Rows from a dataset:

──────

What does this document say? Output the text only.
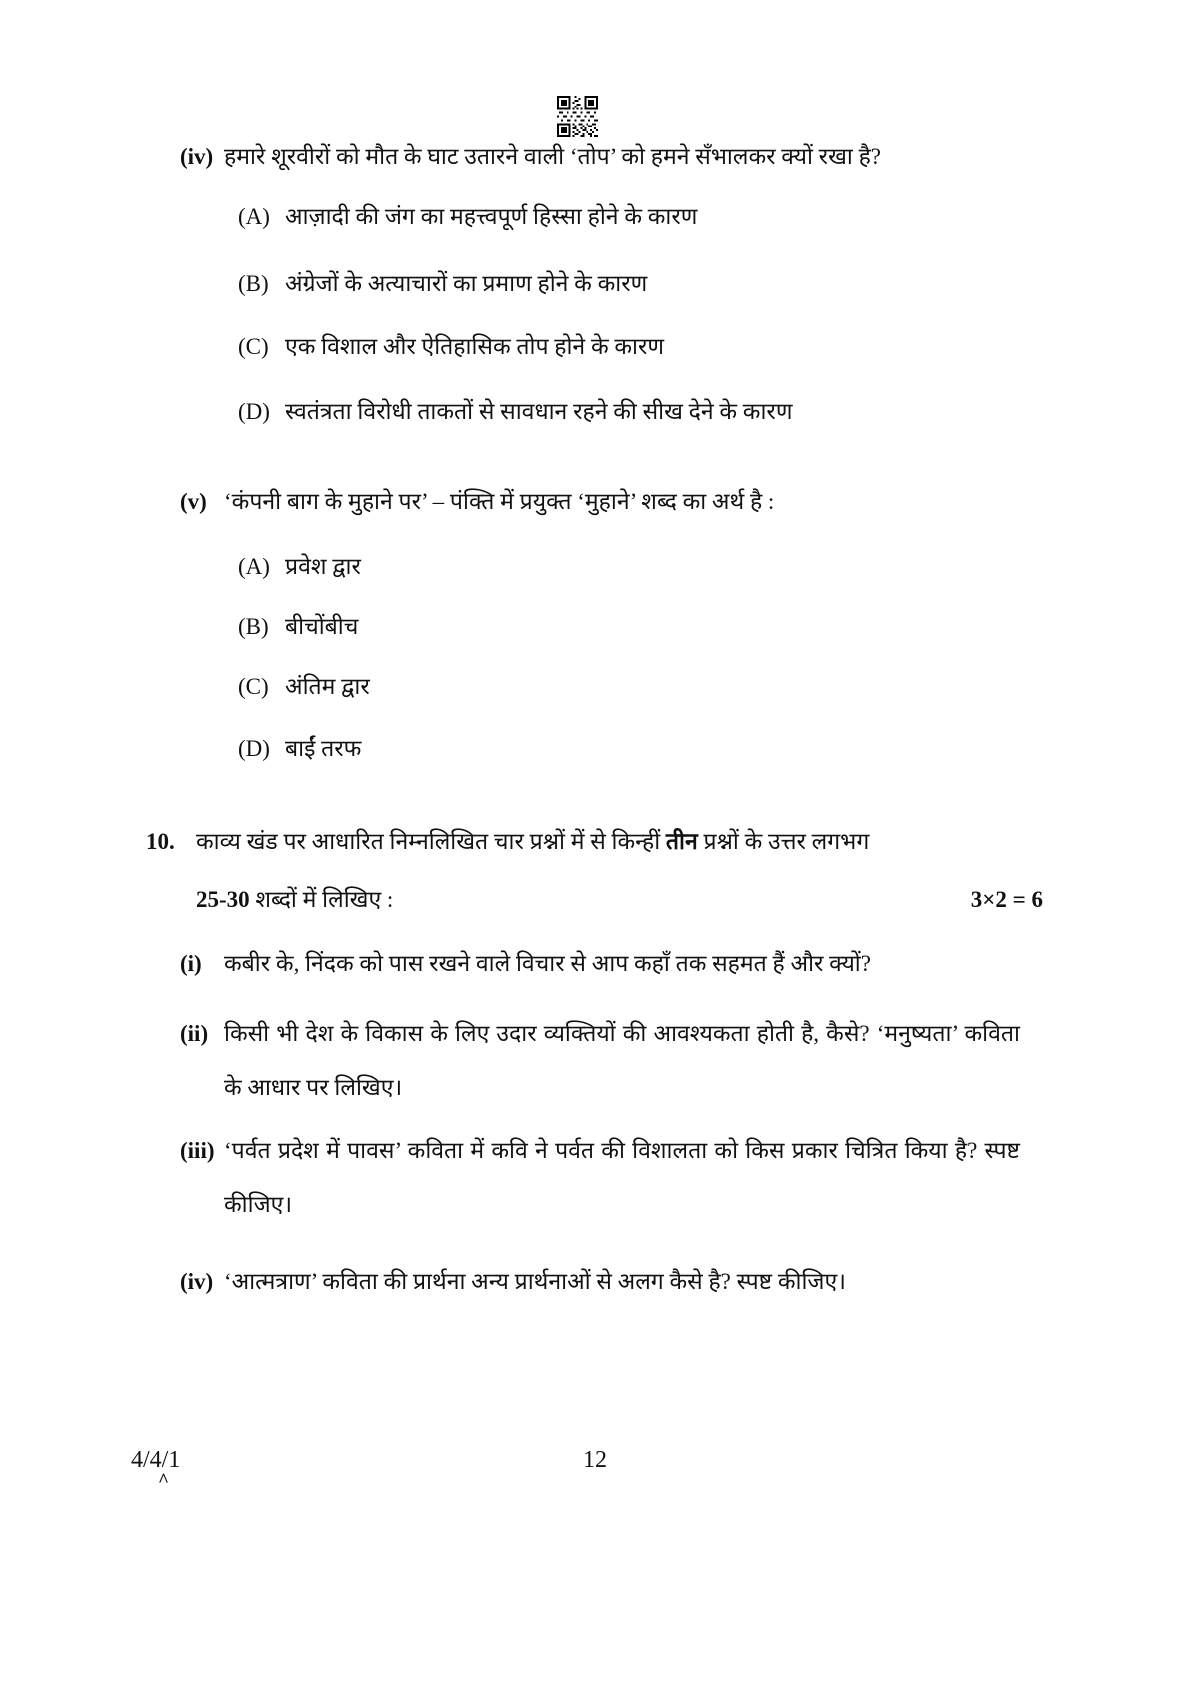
(iv) हमारे शूरवीरों को मौत के घाट उतारने वाली ‘तोप’ को हमने सँभालकर क्यों रखा है?
(A) आज़ादी की जंग का महत्त्वपूर्ण हिस्सा होने के कारण
(B) अंग्रेजों के अत्याचारों का प्रमाण होने के कारण
(C) एक विशाल और ऐतिहासिक तोप होने के कारण
(D) स्वतंत्रता विरोधी ताकतों से सावधान रहने की सीख देने के कारण
(v) ‘कंपनी बाग के मुहाने पर’ – पंक्ति में प्रयुक्त ‘मुहाने’ शब्द का अर्थ है :
(A) प्रवेश द्वार
(B) बीचोंबीच
(C) अंतिम द्वार
(D) बाईं तरफ
10. काव्य खंड पर आधारित निम्नलिखित चार प्रश्नों में से किन्हीं तीन प्रश्नों के उत्तर लगभग
25-30 शब्दों में लिखिए :	3×2 = 6
(i) कबीर के, निंदक को पास रखने वाले विचार से आप कहाँ तक सहमत हैं और क्यों?
(ii) किसी भी देश के विकास के लिए उदार व्यक्तियों की आवश्यकता होती है, कैसे? ‘मनुष्यता’ कविता के आधार पर लिखिए।
(iii) ‘पर्वत प्रदेश में पावस’ कविता में कवि ने पर्वत की विशालता को किस प्रकार चित्रित किया है? स्पष्ट कीजिए।
(iv) ‘आत्मत्राण’ कविता की प्रार्थना अन्य प्रार्थनाओं से अलग कैसे है? स्पष्ट कीजिए।
4/4/1
^
12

──────

Short task
Without the pictures, write out all of the material exactly.

The completed task
What does this document say? Output the text only.
(iv) हमारे शूरवीरों को मौत के घाट उतारने वाली ‘तोप’ को हमने सँभालकर क्यों रखा है?
(A) आज़ादी की जंग का महत्त्वपूर्ण हिस्सा होने के कारण
(B) अंग्रेजों के अत्याचारों का प्रमाण होने के कारण
(C) एक विशाल और ऐतिहासिक तोप होने के कारण
(D) स्वतंत्रता विरोधी ताकतों से सावधान रहने की सीख देने के कारण
(v) ‘कंपनी बाग के मुहाने पर’ – पंक्ति में प्रयुक्त ‘मुहाने’ शब्द का अर्थ है :
(A) प्रवेश द्वार
(B) बीचोंबीच
(C) अंतिम द्वार
(D) बाईं तरफ
10. काव्य खंड पर आधारित निम्नलिखित चार प्रश्नों में से किन्हीं तीन प्रश्नों के उत्तर लगभग
25-30 शब्दों में लिखिए :	3×2 = 6
(i) कबीर के, निंदक को पास रखने वाले विचार से आप कहाँ तक सहमत हैं और क्यों?
(ii) किसी भी देश के विकास के लिए उदार व्यक्तियों की आवश्यकता होती है, कैसे? ‘मनुष्यता’ कविता के आधार पर लिखिए।
(iii) ‘पर्वत प्रदेश में पावस’ कविता में कवि ने पर्वत की विशालता को किस प्रकार चित्रित किया है? स्पष्ट कीजिए।
(iv) ‘आत्मत्राण’ कविता की प्रार्थना अन्य प्रार्थनाओं से अलग कैसे है? स्पष्ट कीजिए।
4/4/1
^
12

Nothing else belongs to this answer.